**TASK STATEMENT**: Your task is to extract every entry that follows word for word while excluding the pictures.

** START OF RECORD LIST **

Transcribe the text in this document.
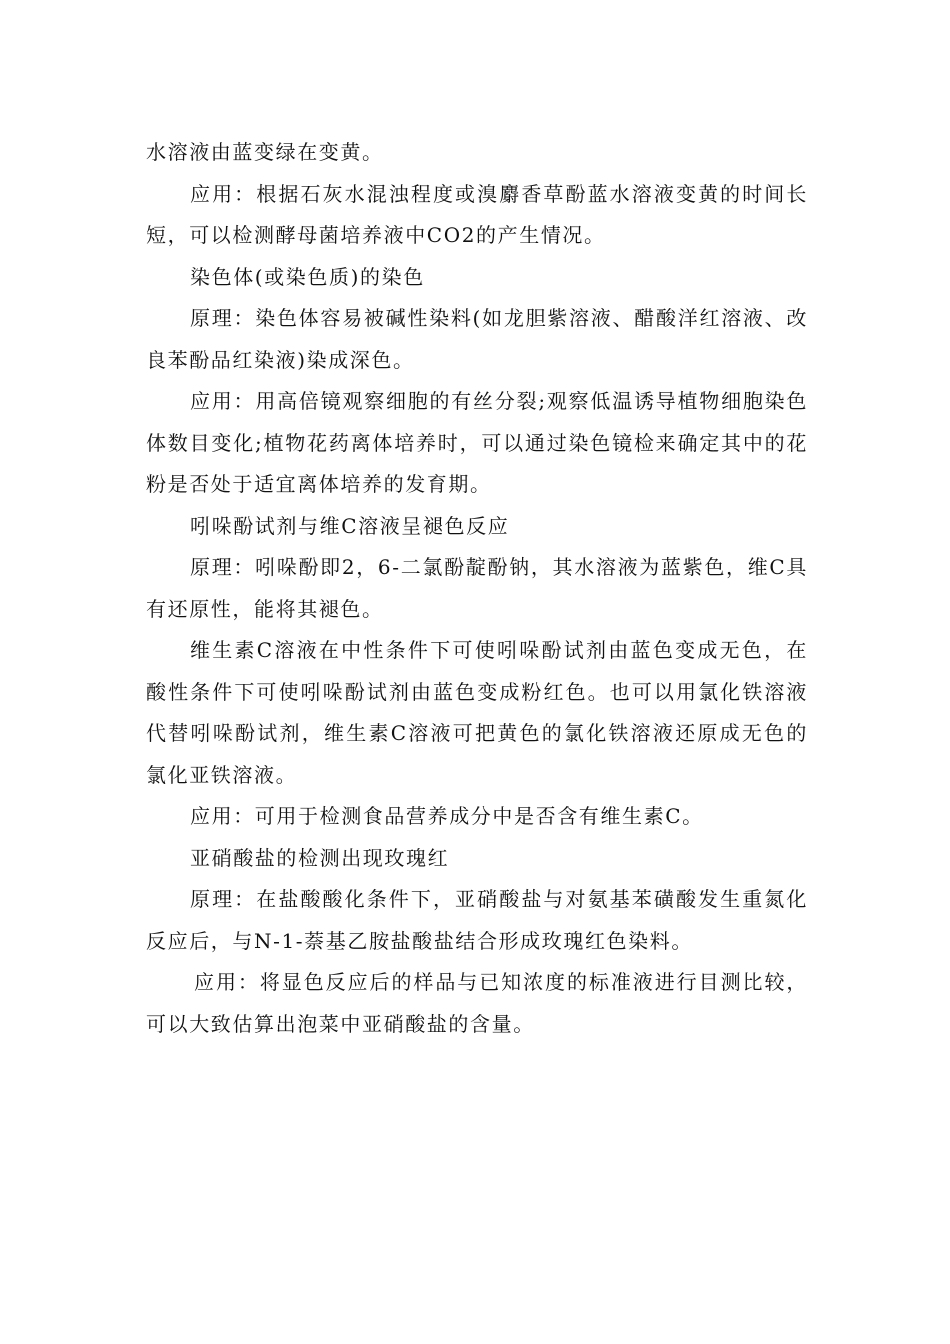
水溶液由蓝变绿在变黄。

应用：根据石灰水混浊程度或溴麝香草酚蓝水溶液变黄的时间长短，可以检测酵母菌培养液中CO2的产生情况。

染色体(或染色质)的染色

原理：染色体容易被碱性染料(如龙胆紫溶液、醋酸洋红溶液、改良苯酚品红染液)染成深色。

应用：用高倍镜观察细胞的有丝分裂;观察低温诱导植物细胞染色体数目变化;植物花药离体培养时，可以通过染色镜检来确定其中的花粉是否处于适宜离体培养的发育期。

吲哚酚试剂与维C溶液呈褪色反应

原理：吲哚酚即2，6-二氯酚靛酚钠，其水溶液为蓝紫色，维C具有还原性，能将其褪色。

维生素C溶液在中性条件下可使吲哚酚试剂由蓝色变成无色，在酸性条件下可使吲哚酚试剂由蓝色变成粉红色。也可以用氯化铁溶液代替吲哚酚试剂，维生素C溶液可把黄色的氯化铁溶液还原成无色的氯化亚铁溶液。

应用：可用于检测食品营养成分中是否含有维生素C。

亚硝酸盐的检测出现玫瑰红

原理：在盐酸酸化条件下，亚硝酸盐与对氨基苯磺酸发生重氮化反应后，与N-1-萘基乙胺盐酸盐结合形成玫瑰红色染料。

应用：将显色反应后的样品与已知浓度的标准液进行目测比较，可以大致估算出泡菜中亚硝酸盐的含量。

** END OF RECORD LIST **

**ANSWER TO THIS PROBLEM**:
Transcribe the text in this document.
水溶液由蓝变绿在变黄。

应用：根据石灰水混浊程度或溴麝香草酚蓝水溶液变黄的时间长短，可以检测酵母菌培养液中CO2的产生情况。

染色体(或染色质)的染色

原理：染色体容易被碱性染料(如龙胆紫溶液、醋酸洋红溶液、改良苯酚品红染液)染成深色。

应用：用高倍镜观察细胞的有丝分裂;观察低温诱导植物细胞染色体数目变化;植物花药离体培养时，可以通过染色镜检来确定其中的花粉是否处于适宜离体培养的发育期。

吲哚酚试剂与维C溶液呈褪色反应

原理：吲哚酚即2，6-二氯酚靛酚钠，其水溶液为蓝紫色，维C具有还原性，能将其褪色。

维生素C溶液在中性条件下可使吲哚酚试剂由蓝色变成无色，在酸性条件下可使吲哚酚试剂由蓝色变成粉红色。也可以用氯化铁溶液代替吲哚酚试剂，维生素C溶液可把黄色的氯化铁溶液还原成无色的氯化亚铁溶液。

应用：可用于检测食品营养成分中是否含有维生素C。

亚硝酸盐的检测出现玫瑰红

原理：在盐酸酸化条件下，亚硝酸盐与对氨基苯磺酸发生重氮化反应后，与N-1-萘基乙胺盐酸盐结合形成玫瑰红色染料。

应用：将显色反应后的样品与已知浓度的标准液进行目测比较，可以大致估算出泡菜中亚硝酸盐的含量。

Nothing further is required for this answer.